==== Given entries ====
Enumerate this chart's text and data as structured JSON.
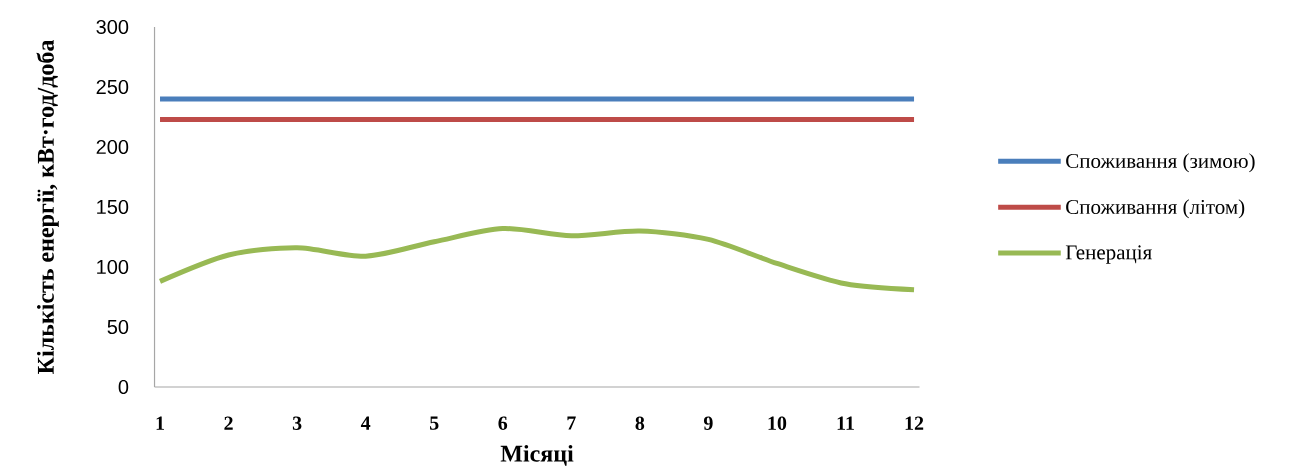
{
  "chart_data": {
    "type": "line",
    "xlabel": "Місяці",
    "ylabel": "Кількість енергії, кВт·год/доба",
    "categories": [
      "1",
      "2",
      "3",
      "4",
      "5",
      "6",
      "7",
      "8",
      "9",
      "10",
      "11",
      "12"
    ],
    "ylim": [
      0,
      300
    ],
    "yticks": [
      0,
      50,
      100,
      150,
      200,
      250,
      300
    ],
    "legend": "right",
    "grid": false,
    "series": [
      {
        "name": "Споживання (зимою)",
        "color": "#4a7ebb",
        "values": [
          240,
          240,
          240,
          240,
          240,
          240,
          240,
          240,
          240,
          240,
          240,
          240
        ]
      },
      {
        "name": "Споживання (літом)",
        "color": "#be4b48",
        "values": [
          223,
          223,
          223,
          223,
          223,
          223,
          223,
          223,
          223,
          223,
          223,
          223
        ]
      },
      {
        "name": "Генерація",
        "color": "#98b954",
        "values": [
          88,
          110,
          116,
          109,
          121,
          132,
          126,
          130,
          123,
          103,
          86,
          81
        ]
      }
    ]
  }
}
====
▸ **Exercise**
Count the lines above in which the word "name" appears, then state only that count.

▸ **Worked solution**
3